### [Work to do]
Copy all lines holding the word "Авдюшин" from the entries.

##### Supplied data #####

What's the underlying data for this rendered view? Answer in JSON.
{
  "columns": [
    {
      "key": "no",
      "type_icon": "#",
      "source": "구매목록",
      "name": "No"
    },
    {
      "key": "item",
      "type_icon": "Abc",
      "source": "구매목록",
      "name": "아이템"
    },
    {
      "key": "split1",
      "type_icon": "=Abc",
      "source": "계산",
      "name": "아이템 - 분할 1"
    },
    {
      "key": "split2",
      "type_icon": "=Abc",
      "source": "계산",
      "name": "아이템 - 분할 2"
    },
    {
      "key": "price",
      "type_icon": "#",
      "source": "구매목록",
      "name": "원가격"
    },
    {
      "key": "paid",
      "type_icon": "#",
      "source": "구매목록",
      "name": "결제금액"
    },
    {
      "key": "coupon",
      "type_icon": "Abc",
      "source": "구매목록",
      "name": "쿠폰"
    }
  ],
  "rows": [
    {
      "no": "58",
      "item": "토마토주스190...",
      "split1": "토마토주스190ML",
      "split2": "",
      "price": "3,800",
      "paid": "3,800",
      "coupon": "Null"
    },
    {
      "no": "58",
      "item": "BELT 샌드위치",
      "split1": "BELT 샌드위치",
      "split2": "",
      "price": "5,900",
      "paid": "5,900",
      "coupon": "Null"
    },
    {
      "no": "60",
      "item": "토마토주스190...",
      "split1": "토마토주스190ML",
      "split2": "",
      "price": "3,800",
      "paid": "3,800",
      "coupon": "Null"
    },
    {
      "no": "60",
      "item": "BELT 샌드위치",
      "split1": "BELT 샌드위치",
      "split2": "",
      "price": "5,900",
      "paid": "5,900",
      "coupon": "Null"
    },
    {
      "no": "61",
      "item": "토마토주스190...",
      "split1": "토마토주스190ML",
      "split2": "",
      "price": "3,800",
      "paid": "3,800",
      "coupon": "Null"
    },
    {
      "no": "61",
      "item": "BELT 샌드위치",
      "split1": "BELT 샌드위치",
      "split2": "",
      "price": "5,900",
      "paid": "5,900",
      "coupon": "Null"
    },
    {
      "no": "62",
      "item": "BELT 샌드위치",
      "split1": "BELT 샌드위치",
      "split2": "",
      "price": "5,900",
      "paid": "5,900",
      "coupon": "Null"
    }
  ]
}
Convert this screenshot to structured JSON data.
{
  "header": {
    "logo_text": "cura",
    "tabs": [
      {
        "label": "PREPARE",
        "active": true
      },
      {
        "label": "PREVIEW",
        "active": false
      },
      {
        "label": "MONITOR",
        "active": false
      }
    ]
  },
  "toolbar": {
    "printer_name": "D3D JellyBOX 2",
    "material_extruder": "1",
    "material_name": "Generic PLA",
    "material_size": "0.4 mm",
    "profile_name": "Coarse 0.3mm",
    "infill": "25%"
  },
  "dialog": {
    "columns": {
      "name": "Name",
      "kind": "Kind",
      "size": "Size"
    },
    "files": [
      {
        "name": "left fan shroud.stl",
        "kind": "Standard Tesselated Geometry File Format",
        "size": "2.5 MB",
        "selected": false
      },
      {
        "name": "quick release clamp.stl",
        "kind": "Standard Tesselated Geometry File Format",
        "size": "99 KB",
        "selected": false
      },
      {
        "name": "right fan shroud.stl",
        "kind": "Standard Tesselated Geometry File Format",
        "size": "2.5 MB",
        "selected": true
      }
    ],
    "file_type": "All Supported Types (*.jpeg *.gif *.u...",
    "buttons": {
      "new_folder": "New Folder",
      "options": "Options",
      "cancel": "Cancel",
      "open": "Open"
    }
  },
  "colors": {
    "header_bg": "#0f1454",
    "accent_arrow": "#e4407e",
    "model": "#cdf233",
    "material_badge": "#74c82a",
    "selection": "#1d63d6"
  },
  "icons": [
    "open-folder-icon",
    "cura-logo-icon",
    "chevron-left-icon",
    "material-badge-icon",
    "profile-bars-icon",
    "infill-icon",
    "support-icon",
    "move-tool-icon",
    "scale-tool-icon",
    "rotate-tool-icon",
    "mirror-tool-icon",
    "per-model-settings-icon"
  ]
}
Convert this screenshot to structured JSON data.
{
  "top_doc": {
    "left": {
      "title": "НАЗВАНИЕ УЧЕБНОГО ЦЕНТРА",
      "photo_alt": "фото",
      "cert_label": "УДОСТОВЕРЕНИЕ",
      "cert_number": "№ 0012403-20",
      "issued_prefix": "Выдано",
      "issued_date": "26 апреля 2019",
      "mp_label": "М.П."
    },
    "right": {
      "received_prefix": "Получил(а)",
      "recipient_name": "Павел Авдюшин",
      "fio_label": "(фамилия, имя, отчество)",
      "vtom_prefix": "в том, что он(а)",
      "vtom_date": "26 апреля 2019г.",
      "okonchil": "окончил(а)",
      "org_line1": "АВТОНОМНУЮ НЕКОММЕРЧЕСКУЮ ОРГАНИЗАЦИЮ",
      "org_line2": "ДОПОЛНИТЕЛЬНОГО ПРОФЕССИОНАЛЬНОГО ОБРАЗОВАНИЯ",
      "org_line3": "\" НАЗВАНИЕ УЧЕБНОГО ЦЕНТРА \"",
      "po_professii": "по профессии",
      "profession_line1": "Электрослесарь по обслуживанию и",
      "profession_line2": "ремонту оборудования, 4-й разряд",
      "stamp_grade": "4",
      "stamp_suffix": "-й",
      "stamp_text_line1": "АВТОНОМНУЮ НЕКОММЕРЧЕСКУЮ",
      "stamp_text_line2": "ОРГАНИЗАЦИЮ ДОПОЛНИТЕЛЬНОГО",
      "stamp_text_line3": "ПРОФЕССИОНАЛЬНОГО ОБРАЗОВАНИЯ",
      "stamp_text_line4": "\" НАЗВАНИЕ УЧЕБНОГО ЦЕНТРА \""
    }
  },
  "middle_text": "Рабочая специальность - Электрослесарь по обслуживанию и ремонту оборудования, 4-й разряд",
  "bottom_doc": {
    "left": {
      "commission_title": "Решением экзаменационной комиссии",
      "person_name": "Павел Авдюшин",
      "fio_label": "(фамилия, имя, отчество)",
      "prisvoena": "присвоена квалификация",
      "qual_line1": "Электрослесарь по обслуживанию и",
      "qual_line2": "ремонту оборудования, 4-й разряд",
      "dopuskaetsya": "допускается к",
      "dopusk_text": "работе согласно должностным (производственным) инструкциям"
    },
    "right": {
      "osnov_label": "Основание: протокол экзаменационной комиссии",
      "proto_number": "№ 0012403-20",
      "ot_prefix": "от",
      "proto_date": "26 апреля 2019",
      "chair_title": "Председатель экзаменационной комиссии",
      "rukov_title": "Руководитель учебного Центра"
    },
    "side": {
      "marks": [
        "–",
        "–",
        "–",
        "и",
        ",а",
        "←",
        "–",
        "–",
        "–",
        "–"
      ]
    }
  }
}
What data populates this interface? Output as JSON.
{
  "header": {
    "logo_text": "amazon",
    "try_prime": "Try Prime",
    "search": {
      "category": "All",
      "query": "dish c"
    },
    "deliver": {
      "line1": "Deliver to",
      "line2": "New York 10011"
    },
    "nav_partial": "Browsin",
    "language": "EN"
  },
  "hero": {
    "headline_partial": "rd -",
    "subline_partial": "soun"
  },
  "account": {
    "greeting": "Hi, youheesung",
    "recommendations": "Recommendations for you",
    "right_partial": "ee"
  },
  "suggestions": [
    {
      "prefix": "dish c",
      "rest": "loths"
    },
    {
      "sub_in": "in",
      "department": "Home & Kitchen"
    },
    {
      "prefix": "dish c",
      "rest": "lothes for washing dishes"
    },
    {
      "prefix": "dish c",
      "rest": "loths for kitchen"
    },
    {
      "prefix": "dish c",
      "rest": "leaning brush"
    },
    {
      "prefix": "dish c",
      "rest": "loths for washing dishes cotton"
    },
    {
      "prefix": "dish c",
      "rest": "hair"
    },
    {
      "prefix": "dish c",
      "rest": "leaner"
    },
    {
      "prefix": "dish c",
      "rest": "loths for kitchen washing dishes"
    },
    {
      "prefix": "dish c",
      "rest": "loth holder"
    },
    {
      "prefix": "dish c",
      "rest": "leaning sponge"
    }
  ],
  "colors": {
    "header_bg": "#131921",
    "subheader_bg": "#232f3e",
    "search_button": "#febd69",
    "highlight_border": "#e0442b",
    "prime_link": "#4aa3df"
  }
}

#####

### [Problem solution]
      "recipient_name": "Павел Авдюшин",
      "person_name": "Павел Авдюшин",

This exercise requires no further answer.